EXERCISE ▸
Copy out the records word for word, starting from the first line and ending with the line that contains "staticText: キャンセル bbox=[536, 121, 720, 175]", both included.

RECORDED DATA ▸
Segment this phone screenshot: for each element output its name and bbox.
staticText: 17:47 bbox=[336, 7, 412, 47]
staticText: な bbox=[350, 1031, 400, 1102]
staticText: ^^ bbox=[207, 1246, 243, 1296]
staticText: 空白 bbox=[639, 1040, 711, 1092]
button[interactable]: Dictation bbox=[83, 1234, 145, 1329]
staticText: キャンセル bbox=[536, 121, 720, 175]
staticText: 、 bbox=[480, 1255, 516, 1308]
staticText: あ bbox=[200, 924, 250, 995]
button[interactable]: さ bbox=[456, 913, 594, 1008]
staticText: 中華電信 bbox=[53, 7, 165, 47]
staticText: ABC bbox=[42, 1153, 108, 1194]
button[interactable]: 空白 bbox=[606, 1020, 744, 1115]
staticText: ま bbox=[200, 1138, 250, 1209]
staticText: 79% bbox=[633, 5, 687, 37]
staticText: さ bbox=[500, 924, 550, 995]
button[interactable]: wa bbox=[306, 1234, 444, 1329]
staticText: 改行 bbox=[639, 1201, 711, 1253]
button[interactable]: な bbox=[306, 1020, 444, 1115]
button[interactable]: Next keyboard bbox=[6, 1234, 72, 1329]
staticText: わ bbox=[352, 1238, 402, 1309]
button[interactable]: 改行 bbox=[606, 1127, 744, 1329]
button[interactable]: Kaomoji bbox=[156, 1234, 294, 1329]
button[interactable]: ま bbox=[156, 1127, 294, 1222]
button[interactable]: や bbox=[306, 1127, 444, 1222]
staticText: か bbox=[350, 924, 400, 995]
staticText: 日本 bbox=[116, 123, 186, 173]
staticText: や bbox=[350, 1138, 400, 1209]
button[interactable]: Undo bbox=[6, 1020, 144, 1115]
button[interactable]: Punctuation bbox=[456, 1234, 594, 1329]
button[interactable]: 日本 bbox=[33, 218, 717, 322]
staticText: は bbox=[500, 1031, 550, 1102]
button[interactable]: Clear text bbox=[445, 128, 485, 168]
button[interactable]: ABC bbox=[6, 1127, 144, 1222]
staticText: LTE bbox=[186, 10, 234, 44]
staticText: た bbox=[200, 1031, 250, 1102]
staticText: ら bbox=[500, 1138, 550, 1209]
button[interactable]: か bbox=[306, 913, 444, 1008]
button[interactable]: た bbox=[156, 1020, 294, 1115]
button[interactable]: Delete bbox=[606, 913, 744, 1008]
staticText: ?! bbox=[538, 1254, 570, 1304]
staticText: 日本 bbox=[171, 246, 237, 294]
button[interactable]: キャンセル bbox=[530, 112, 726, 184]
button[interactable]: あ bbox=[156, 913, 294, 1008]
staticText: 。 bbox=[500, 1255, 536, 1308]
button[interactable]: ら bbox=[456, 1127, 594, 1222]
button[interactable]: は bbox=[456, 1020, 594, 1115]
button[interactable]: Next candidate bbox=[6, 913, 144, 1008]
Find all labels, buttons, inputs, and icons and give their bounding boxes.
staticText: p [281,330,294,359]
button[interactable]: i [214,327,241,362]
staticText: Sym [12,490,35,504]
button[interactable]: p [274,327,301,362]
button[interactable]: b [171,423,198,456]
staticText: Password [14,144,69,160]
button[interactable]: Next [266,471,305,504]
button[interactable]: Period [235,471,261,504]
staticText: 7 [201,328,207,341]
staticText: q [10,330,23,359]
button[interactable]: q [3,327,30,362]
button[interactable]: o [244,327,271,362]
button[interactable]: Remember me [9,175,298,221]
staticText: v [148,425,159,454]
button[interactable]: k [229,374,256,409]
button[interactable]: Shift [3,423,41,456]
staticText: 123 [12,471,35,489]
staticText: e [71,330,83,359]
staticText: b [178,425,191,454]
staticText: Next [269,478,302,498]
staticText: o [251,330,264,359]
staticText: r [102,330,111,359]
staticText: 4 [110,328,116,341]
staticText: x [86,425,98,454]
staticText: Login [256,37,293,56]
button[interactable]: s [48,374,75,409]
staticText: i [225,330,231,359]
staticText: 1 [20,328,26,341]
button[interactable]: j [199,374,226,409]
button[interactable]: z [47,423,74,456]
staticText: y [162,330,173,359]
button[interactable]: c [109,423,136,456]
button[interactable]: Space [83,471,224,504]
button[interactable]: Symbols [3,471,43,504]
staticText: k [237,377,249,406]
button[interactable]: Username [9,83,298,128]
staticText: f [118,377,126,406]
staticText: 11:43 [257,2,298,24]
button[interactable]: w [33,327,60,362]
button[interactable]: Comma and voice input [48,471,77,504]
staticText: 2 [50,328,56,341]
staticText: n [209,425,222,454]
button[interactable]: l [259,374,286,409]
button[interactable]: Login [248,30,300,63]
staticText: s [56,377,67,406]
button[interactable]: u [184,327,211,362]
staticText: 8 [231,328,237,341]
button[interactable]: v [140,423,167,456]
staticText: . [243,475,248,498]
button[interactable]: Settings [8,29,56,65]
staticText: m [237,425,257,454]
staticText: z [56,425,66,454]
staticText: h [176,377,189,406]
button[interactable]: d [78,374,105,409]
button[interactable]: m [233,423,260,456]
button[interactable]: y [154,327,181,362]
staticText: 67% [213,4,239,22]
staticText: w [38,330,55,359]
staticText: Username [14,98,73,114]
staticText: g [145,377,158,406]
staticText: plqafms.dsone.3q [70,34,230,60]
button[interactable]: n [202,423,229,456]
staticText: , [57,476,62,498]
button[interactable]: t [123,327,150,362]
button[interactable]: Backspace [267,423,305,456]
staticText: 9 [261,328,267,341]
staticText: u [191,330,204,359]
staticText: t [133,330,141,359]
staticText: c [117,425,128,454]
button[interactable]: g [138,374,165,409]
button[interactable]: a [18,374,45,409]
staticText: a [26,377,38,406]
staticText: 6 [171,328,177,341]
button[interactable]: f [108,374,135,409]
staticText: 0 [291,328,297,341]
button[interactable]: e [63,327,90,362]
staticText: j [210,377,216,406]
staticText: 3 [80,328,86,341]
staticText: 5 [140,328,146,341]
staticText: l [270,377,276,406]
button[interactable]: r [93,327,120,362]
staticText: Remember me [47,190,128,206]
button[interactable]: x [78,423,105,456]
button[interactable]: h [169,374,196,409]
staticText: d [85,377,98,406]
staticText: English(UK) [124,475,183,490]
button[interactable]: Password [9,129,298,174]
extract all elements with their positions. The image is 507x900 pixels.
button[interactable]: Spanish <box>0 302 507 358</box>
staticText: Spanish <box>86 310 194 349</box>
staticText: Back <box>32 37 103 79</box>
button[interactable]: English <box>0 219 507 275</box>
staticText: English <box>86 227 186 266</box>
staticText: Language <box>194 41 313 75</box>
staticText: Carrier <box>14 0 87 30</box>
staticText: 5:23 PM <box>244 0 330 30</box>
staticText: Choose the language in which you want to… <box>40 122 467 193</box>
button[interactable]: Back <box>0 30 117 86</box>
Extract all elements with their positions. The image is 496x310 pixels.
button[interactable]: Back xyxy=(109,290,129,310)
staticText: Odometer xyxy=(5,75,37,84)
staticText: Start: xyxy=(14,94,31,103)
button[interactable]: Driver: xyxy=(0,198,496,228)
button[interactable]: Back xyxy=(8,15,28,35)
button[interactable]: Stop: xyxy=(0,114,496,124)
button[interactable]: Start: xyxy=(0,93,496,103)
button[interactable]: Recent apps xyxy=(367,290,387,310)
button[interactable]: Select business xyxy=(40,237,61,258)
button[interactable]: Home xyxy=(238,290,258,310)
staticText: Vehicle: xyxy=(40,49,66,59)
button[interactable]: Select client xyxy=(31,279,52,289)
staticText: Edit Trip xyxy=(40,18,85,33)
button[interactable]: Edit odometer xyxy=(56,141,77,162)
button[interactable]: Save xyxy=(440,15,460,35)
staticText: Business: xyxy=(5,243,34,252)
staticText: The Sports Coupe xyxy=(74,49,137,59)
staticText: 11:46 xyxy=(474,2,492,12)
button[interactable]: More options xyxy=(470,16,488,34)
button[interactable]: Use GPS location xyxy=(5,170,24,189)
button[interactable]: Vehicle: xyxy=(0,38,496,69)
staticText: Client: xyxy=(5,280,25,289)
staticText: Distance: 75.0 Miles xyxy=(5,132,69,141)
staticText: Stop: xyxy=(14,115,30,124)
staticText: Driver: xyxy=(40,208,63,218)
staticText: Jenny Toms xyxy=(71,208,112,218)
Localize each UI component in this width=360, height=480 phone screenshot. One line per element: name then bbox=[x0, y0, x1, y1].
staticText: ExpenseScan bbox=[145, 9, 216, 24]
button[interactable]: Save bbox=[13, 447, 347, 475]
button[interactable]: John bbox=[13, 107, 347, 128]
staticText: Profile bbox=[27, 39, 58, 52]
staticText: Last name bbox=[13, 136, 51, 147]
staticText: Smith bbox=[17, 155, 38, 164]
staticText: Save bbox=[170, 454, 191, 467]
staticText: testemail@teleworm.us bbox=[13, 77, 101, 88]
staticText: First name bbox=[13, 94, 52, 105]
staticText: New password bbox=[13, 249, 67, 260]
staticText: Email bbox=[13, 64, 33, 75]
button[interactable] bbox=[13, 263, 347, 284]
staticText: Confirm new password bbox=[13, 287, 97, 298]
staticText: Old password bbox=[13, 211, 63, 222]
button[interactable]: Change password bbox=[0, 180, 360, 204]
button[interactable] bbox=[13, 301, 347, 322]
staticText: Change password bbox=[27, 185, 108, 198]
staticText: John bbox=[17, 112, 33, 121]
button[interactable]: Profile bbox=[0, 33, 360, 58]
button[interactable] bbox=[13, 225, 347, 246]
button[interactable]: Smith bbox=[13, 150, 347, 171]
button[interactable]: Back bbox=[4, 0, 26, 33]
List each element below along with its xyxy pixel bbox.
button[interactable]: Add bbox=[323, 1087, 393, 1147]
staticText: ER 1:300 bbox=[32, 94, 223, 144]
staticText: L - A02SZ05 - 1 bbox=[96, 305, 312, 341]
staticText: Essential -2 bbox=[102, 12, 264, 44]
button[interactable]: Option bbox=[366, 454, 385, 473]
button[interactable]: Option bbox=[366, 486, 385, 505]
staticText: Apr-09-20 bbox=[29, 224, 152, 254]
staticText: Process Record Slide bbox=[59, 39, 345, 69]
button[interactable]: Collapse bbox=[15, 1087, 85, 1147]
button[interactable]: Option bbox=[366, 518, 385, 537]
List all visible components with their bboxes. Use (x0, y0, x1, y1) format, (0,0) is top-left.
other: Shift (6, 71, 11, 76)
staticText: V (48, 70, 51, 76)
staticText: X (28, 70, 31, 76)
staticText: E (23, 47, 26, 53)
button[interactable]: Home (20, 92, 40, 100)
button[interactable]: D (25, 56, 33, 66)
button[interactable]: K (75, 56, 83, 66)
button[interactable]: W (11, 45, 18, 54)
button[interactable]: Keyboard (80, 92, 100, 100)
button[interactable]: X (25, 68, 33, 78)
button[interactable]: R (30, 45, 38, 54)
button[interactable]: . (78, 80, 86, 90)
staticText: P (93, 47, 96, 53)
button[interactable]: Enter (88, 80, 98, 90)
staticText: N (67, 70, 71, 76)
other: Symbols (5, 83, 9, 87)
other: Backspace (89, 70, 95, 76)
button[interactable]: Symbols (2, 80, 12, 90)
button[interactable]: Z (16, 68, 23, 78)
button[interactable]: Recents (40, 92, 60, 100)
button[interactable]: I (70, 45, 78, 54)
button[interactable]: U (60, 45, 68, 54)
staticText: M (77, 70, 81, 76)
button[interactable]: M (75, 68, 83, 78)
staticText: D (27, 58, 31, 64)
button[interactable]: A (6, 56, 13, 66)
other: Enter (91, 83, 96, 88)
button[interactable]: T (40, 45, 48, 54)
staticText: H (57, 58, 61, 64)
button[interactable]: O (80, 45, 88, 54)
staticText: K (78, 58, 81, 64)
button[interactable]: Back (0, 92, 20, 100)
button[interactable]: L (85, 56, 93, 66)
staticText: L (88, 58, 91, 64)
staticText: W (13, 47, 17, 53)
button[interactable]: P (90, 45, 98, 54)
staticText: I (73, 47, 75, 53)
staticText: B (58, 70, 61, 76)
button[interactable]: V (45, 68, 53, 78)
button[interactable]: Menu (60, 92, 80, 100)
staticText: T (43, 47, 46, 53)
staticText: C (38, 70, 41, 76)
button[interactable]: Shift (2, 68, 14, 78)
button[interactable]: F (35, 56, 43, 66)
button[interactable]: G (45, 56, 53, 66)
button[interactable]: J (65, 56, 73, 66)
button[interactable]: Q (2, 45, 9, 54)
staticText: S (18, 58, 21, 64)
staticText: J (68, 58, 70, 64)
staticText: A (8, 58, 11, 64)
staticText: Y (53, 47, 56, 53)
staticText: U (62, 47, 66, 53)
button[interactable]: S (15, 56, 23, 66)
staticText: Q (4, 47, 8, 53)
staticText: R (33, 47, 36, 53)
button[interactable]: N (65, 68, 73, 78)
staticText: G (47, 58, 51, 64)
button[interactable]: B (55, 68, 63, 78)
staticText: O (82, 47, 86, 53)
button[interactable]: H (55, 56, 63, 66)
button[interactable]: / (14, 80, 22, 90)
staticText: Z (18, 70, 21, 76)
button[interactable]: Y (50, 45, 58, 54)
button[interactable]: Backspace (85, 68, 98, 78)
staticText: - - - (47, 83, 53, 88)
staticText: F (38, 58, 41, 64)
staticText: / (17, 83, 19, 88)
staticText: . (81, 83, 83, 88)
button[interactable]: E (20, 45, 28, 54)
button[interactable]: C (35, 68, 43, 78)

EXERCISE OUTPUT ▸
Segment this phone screenshot: for each element output its name and bbox.
staticText: 17:47 bbox=[336, 7, 412, 47]
staticText: な bbox=[350, 1031, 400, 1102]
staticText: ^^ bbox=[207, 1246, 243, 1296]
staticText: 空白 bbox=[639, 1040, 711, 1092]
button[interactable]: Dictation bbox=[83, 1234, 145, 1329]
staticText: キャンセル bbox=[536, 121, 720, 175]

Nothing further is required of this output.